[Exercise input]:
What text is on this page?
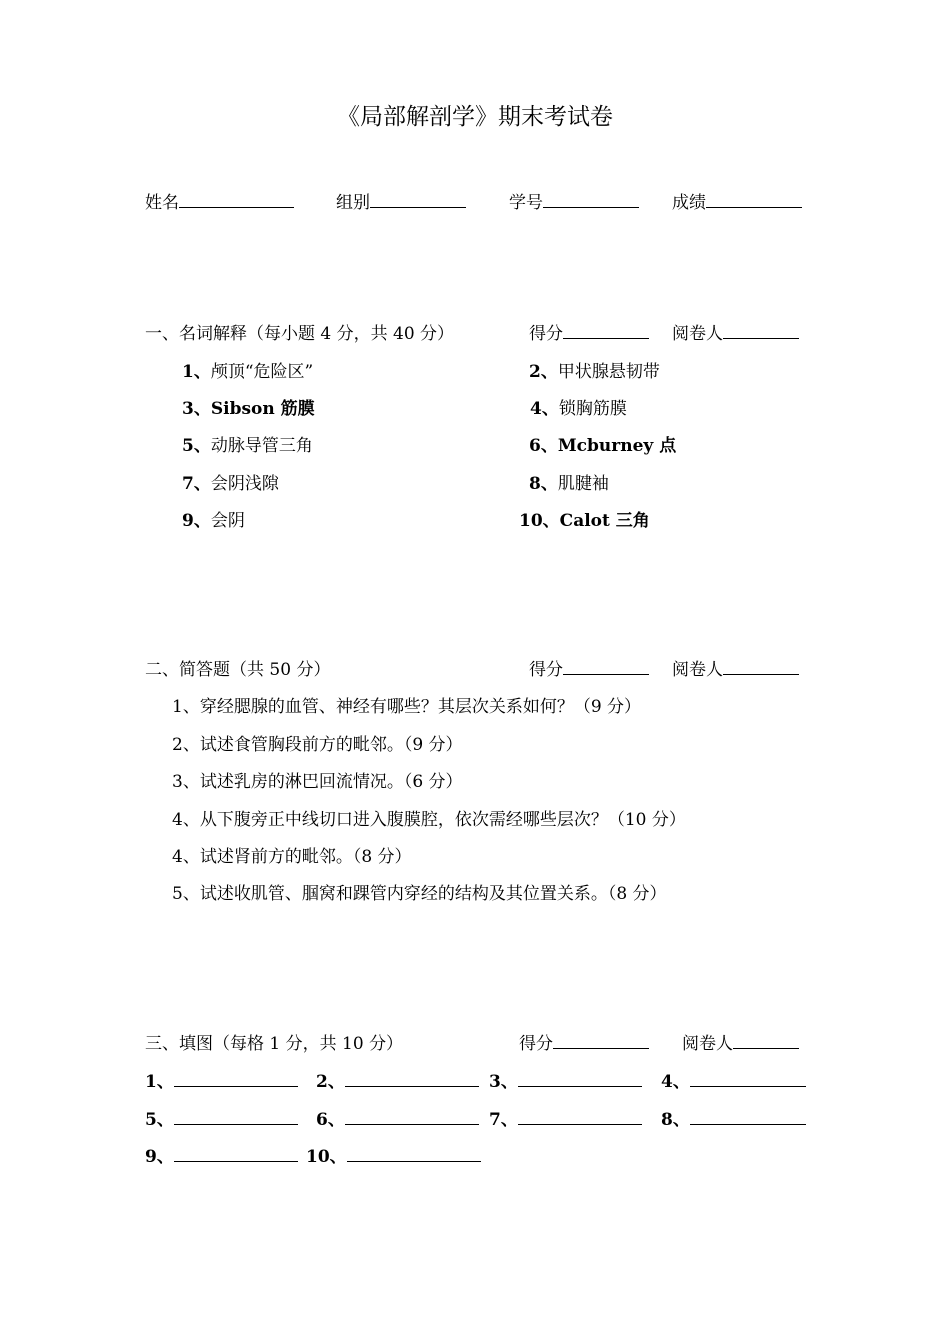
《局部解剖学》期末考试卷
姓名	组别	学号	成绩
一、名词解释（每小题 4 分，共 40 分）	得分	阅卷人
1、颅顶“危险区”	2、甲状腺悬韧带
3、Sibson 筋膜	4、锁胸筋膜
5、动脉导管三角	6、Mcburney 点
7、会阴浅隙	8、肌腱袖
9、会阴	10、Calot 三角
二、简答题（共 50 分）	得分	阅卷人
1、穿经腮腺的血管、神经有哪些？其层次关系如何？（9 分）
2、试述食管胸段前方的毗邻。（9 分）
3、试述乳房的淋巴回流情况。（6 分）
4、从下腹旁正中线切口进入腹膜腔，依次需经哪些层次？（10 分）
4、试述肾前方的毗邻。（8 分）
5、试述收肌管、腘窝和踝管内穿经的结构及其位置关系。（8 分）
三、填图（每格 1 分，共 10 分）	得分	阅卷人
1、	2、	3、	4、
5、	6、	7、	8、
9、	10、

[Your instructions]:
Restate the data above exactly, stripping out each image.

[Answer to the problem]:
What text is on this page?
《局部解剖学》期末考试卷
姓名	组别	学号	成绩
一、名词解释（每小题 4 分，共 40 分）	得分	阅卷人
1、颅顶“危险区”	2、甲状腺悬韧带
3、Sibson 筋膜	4、锁胸筋膜
5、动脉导管三角	6、Mcburney 点
7、会阴浅隙	8、肌腱袖
9、会阴	10、Calot 三角
二、简答题（共 50 分）	得分	阅卷人
1、穿经腮腺的血管、神经有哪些？其层次关系如何？（9 分）
2、试述食管胸段前方的毗邻。（9 分）
3、试述乳房的淋巴回流情况。（6 分）
4、从下腹旁正中线切口进入腹膜腔，依次需经哪些层次？（10 分）
4、试述肾前方的毗邻。（8 分）
5、试述收肌管、腘窝和踝管内穿经的结构及其位置关系。（8 分）
三、填图（每格 1 分，共 10 分）	得分	阅卷人
1、	2、	3、	4、
5、	6、	7、	8、
9、	10、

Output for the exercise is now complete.